■ **To do**
Reproduce every line of the material below, but drop the pictures.

==== Material for this task

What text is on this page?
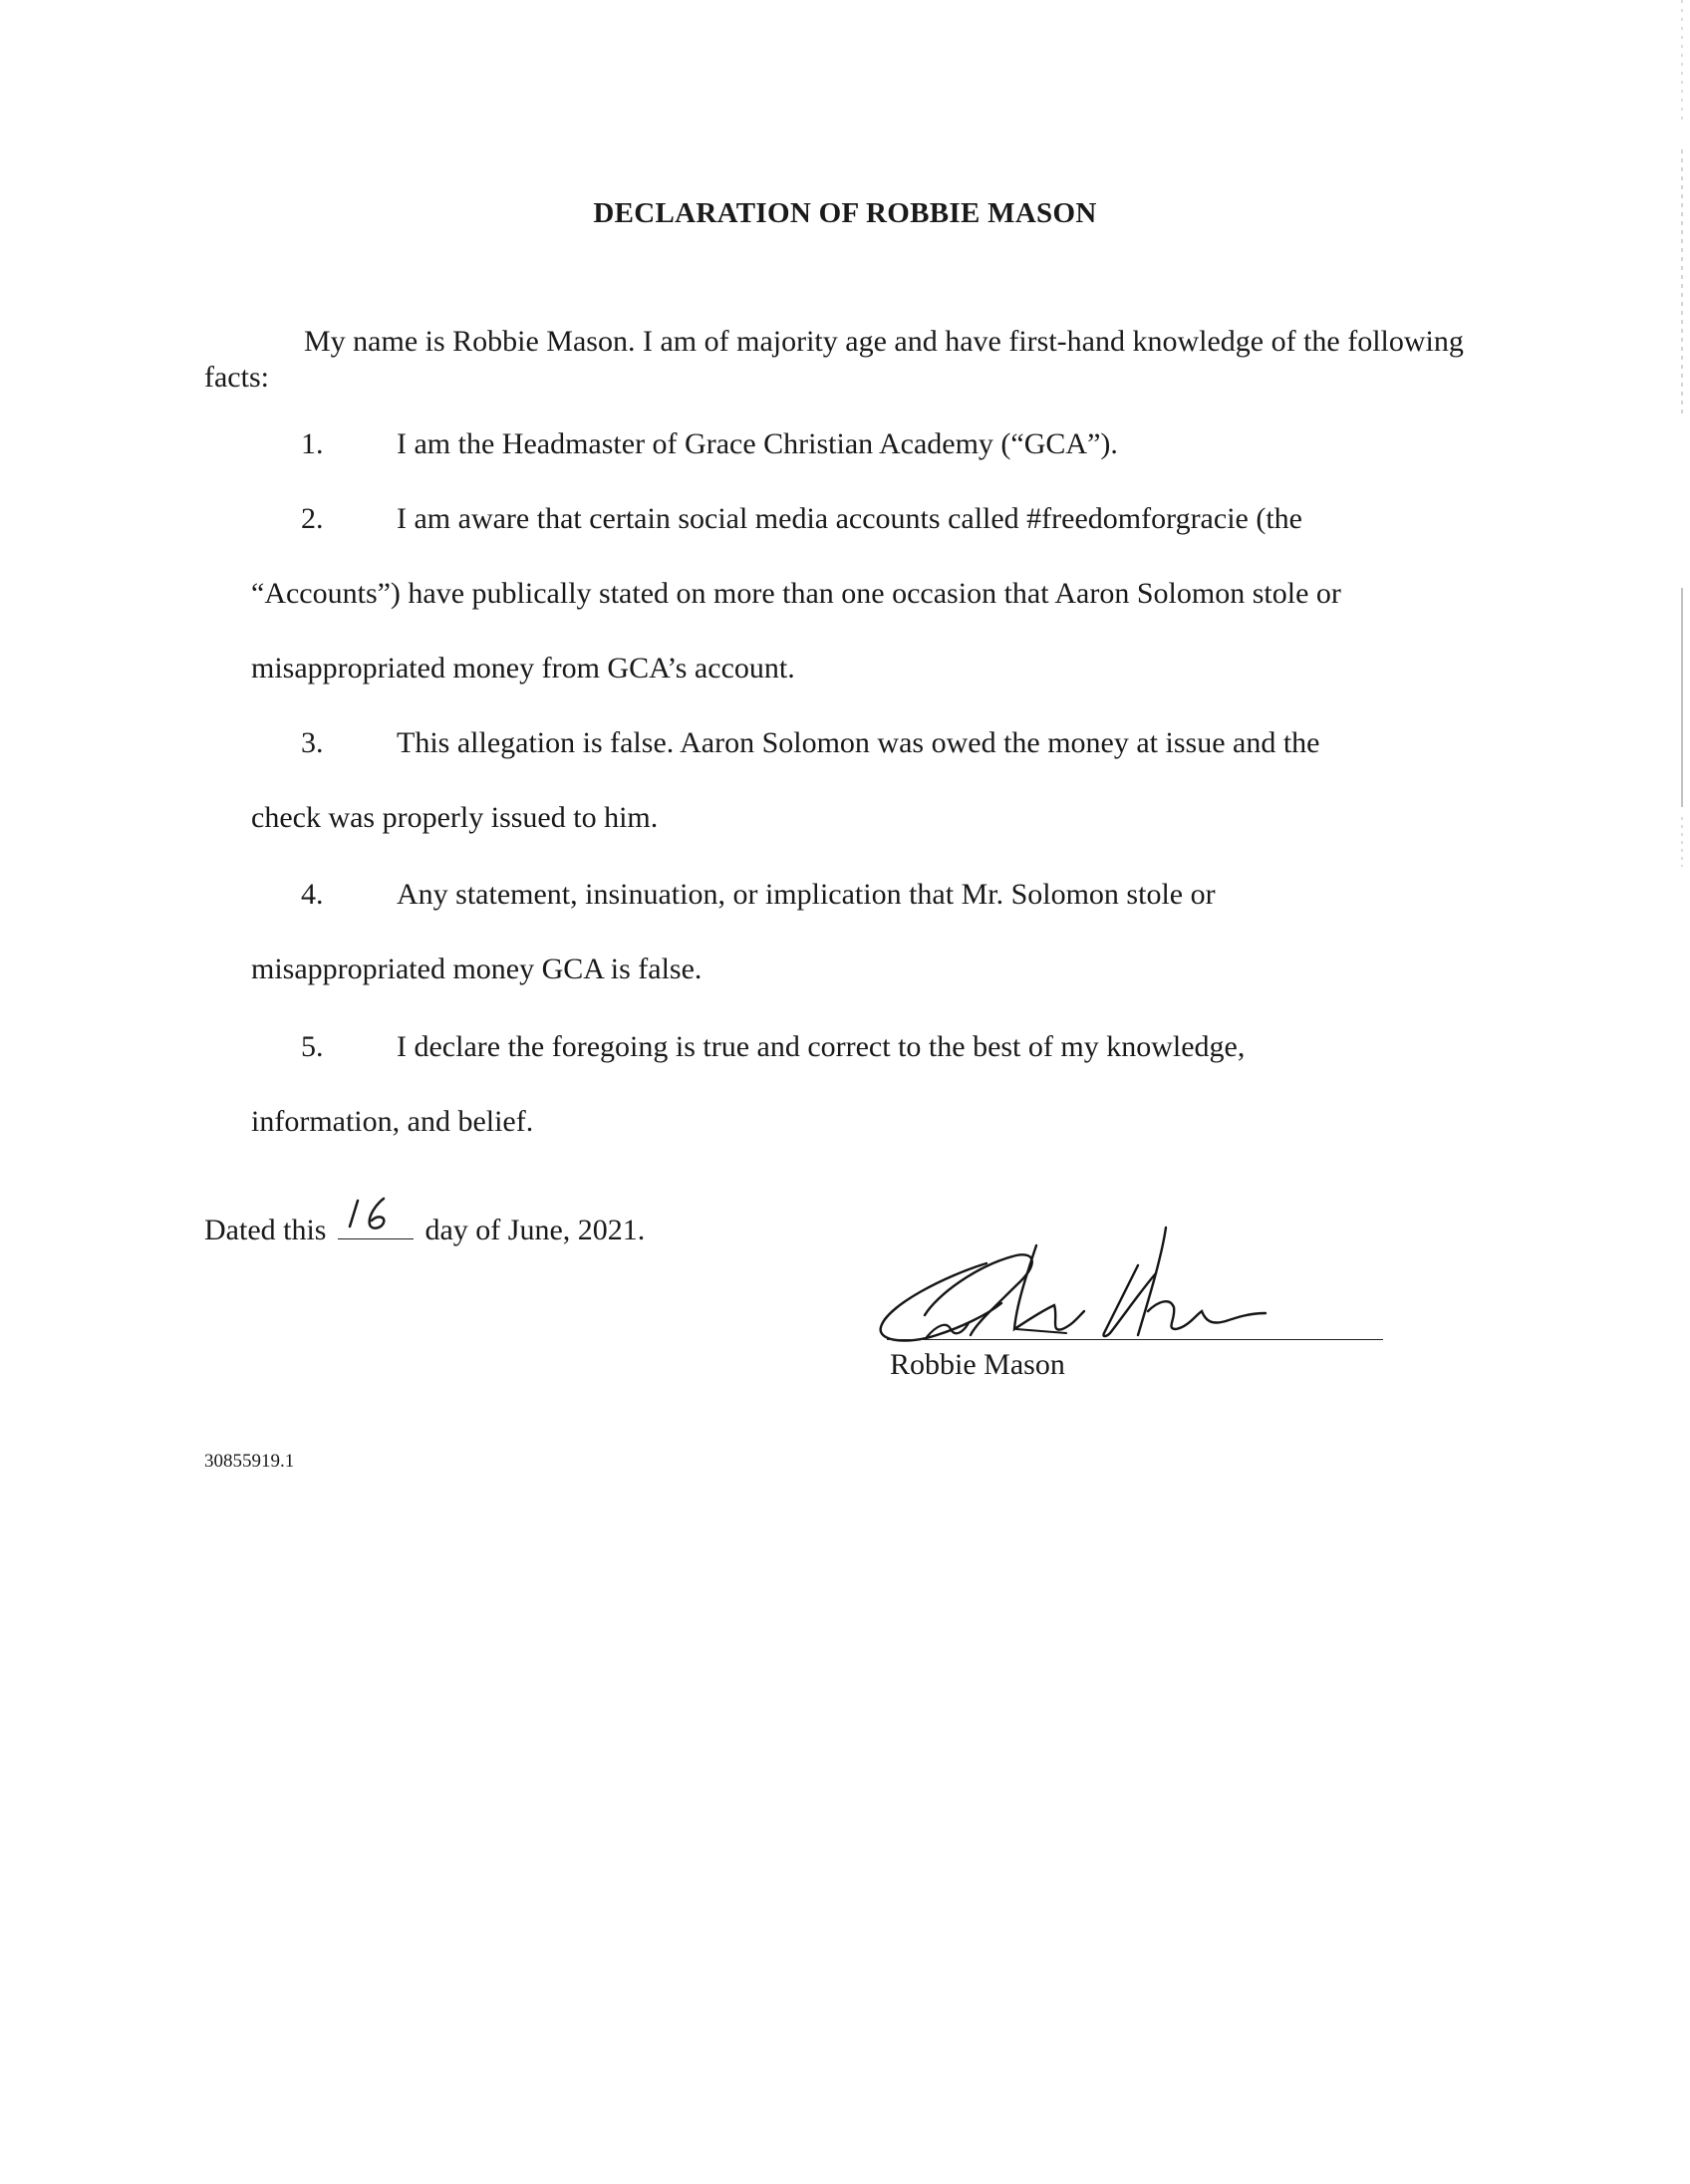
DECLARATION OF ROBBIE MASON
My name is Robbie Mason. I am of majority age and have first-hand knowledge of the following facts:
1. I am the Headmaster of Grace Christian Academy (“GCA”).
2. I am aware that certain social media accounts called #freedomforgracie (the
“Accounts”) have publically stated on more than one occasion that Aaron Solomon stole or
misappropriated money from GCA’s account.
3. This allegation is false. Aaron Solomon was owed the money at issue and the
check was properly issued to him.
4. Any statement, insinuation, or implication that Mr. Solomon stole or
misappropriated money GCA is false.
5. I declare the foregoing is true and correct to the best of my knowledge,
information, and belief.
Dated this	day of June, 2021.
Robbie Mason
30855919.1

========

■ **Answer below**
What text is on this page?
DECLARATION OF ROBBIE MASON
My name is Robbie Mason. I am of majority age and have first-hand knowledge of the following facts:
1. I am the Headmaster of Grace Christian Academy (“GCA”).
2. I am aware that certain social media accounts called #freedomforgracie (the
“Accounts”) have publically stated on more than one occasion that Aaron Solomon stole or
misappropriated money from GCA’s account.
3. This allegation is false. Aaron Solomon was owed the money at issue and the
check was properly issued to him.
4. Any statement, insinuation, or implication that Mr. Solomon stole or
misappropriated money GCA is false.
5. I declare the foregoing is true and correct to the best of my knowledge,
information, and belief.
Dated this	day of June, 2021.
Robbie Mason
30855919.1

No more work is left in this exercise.